» **STATED PROBLEM**:
Leave the pictures out and print every record below exactly as it stands.

» **MATERIAL FOR THIS TASK**:
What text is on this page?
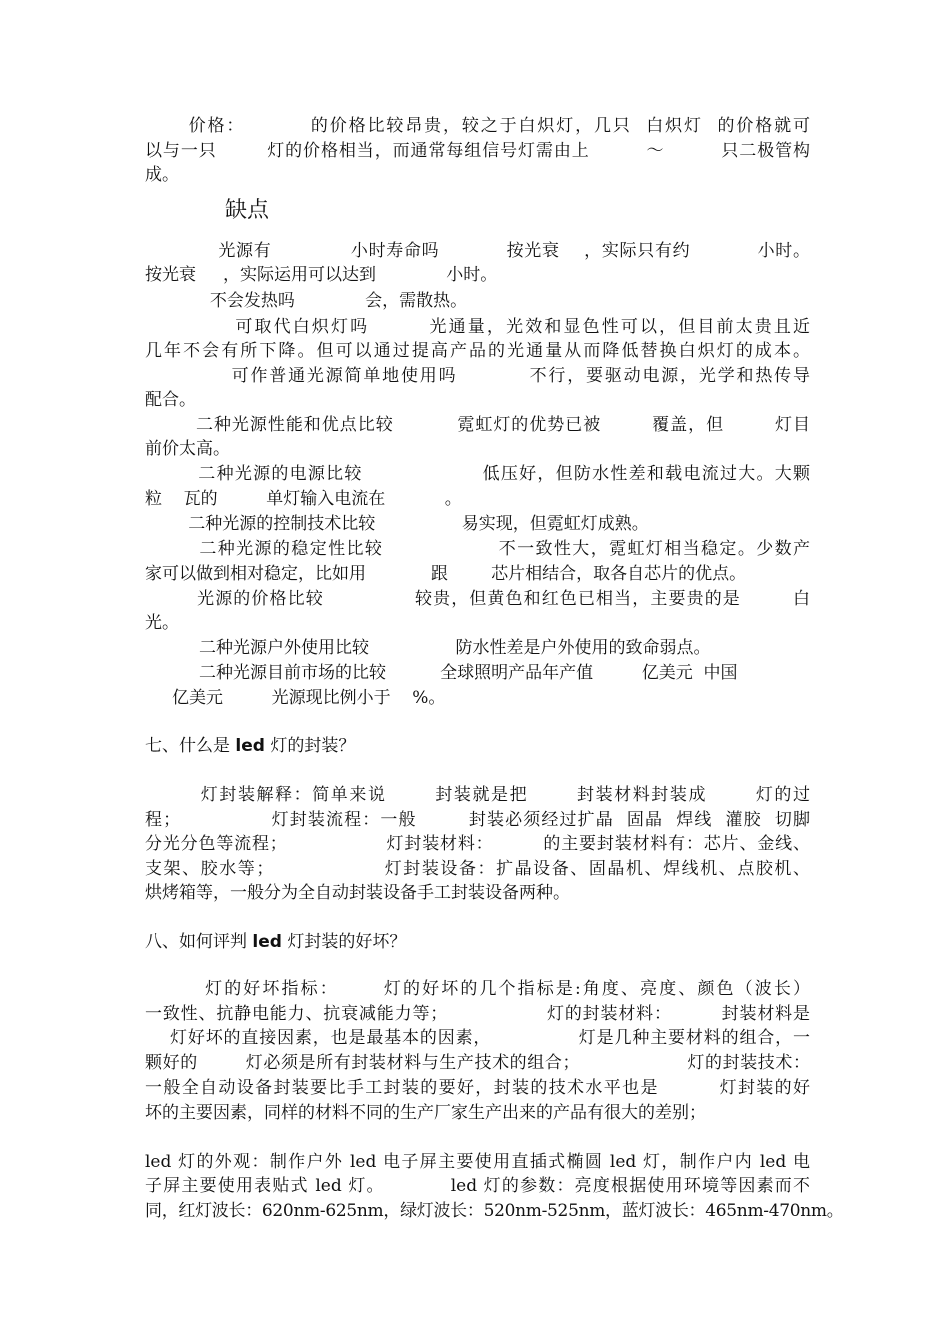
价格：         的价格比较昂贵，较之于白炽灯，几只  白炽灯  的价格就可
以与一只        灯的价格相当，而通常每组信号灯需由上         ～         只二极管构
成。
缺点
光源有             小时寿命吗           按光衰    ，实际只有约           小时。
按光衰     ，实际运用可以达到             小时。
不会发热吗             会，需散热。
可取代白炽灯吗        光通量，光效和显色性可以，但目前太贵且近
几年不会有所下降。但可以通过提高产品的光通量从而降低替换白炽灯的成本。
可作普通光源简单地使用吗          不行，要驱动电源，光学和热传导
配合。
二种光源性能和优点比较          霓虹灯的优势已被        覆盖，但        灯目
前价太高。
二种光源的电源比较                  低压好，但防水性差和载电流过大。大颗
粒    瓦的         单灯输入电流在           。
二种光源的控制技术比较                易实现，但霓虹灯成熟。
二种光源的稳定性比较                 不一致性大，霓虹灯相当稳定。少数产
家可以做到相对稳定，比如用            跟        芯片相结合，取各自芯片的优点。
光源的价格比较              较贵，但黄色和红色已相当，主要贵的是        白
光。
二种光源户外使用比较                防水性差是户外使用的致命弱点。
二种光源目前市场的比较          全球照明产品年产值         亿美元  中国
亿美元         光源现比例小于    %。
七、什么是 led 灯的封装？
灯封装解释：简单来说       封装就是把       封装材料封装成       灯的过
程；              灯封装流程：一般        封装必须经过扩晶  固晶  焊线  灌胶  切脚
分光分色等流程；                灯封装材料：        的主要封装材料有：芯片、金线、
支架、胶水等；                灯封装设备：扩晶设备、固晶机、焊线机、点胶机、
烘烤箱等，一般分为全自动封装设备手工封装设备两种。
八、如何评判 led 灯封装的好坏？
灯的好坏指标：      灯的好坏的几个指标是:角度、亮度、颜色（波长）
一致性、抗静电能力、抗衰减能力等；                灯的封装材料：        封装材料是
灯好坏的直接因素，也是最基本的因素，              灯是几种主要材料的组合，一
颗好的        灯必须是所有封装材料与生产技术的组合；                  灯的封装技术：
一般全自动设备封装要比手工封装的要好，封装的技术水平也是         灯封装的好
坏的主要因素，同样的材料不同的生产厂家生产出来的产品有很大的差别；
led 灯的外观：制作户外 led 电子屏主要使用直插式椭圆 led 灯，制作户内 led 电
子屏主要使用表贴式 led 灯。          led 灯的参数：亮度根据使用环境等因素而不
同，红灯波长：620nm-625nm，绿灯波长：520nm-525nm，蓝灯波长：465nm-470nm。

» **RESPONSE TO THIS TASK**:
What text is on this page?
价格：         的价格比较昂贵，较之于白炽灯，几只  白炽灯  的价格就可
以与一只        灯的价格相当，而通常每组信号灯需由上         ～         只二极管构
成。
缺点
光源有             小时寿命吗           按光衰    ，实际只有约           小时。
按光衰     ，实际运用可以达到             小时。
不会发热吗             会，需散热。
可取代白炽灯吗        光通量，光效和显色性可以，但目前太贵且近
几年不会有所下降。但可以通过提高产品的光通量从而降低替换白炽灯的成本。
可作普通光源简单地使用吗          不行，要驱动电源，光学和热传导
配合。
二种光源性能和优点比较          霓虹灯的优势已被        覆盖，但        灯目
前价太高。
二种光源的电源比较                  低压好，但防水性差和载电流过大。大颗
粒    瓦的         单灯输入电流在           。
二种光源的控制技术比较                易实现，但霓虹灯成熟。
二种光源的稳定性比较                 不一致性大，霓虹灯相当稳定。少数产
家可以做到相对稳定，比如用            跟        芯片相结合，取各自芯片的优点。
光源的价格比较              较贵，但黄色和红色已相当，主要贵的是        白
光。
二种光源户外使用比较                防水性差是户外使用的致命弱点。
二种光源目前市场的比较          全球照明产品年产值         亿美元  中国
亿美元         光源现比例小于    %。
七、什么是 led 灯的封装？
灯封装解释：简单来说       封装就是把       封装材料封装成       灯的过
程；              灯封装流程：一般        封装必须经过扩晶  固晶  焊线  灌胶  切脚
分光分色等流程；                灯封装材料：        的主要封装材料有：芯片、金线、
支架、胶水等；                灯封装设备：扩晶设备、固晶机、焊线机、点胶机、
烘烤箱等，一般分为全自动封装设备手工封装设备两种。
八、如何评判 led 灯封装的好坏？
灯的好坏指标：      灯的好坏的几个指标是:角度、亮度、颜色（波长）
一致性、抗静电能力、抗衰减能力等；                灯的封装材料：        封装材料是
灯好坏的直接因素，也是最基本的因素，              灯是几种主要材料的组合，一
颗好的        灯必须是所有封装材料与生产技术的组合；                  灯的封装技术：
一般全自动设备封装要比手工封装的要好，封装的技术水平也是         灯封装的好
坏的主要因素，同样的材料不同的生产厂家生产出来的产品有很大的差别；
led 灯的外观：制作户外 led 电子屏主要使用直插式椭圆 led 灯，制作户内 led 电
子屏主要使用表贴式 led 灯。          led 灯的参数：亮度根据使用环境等因素而不
同，红灯波长：620nm-625nm，绿灯波长：520nm-525nm，蓝灯波长：465nm-470nm。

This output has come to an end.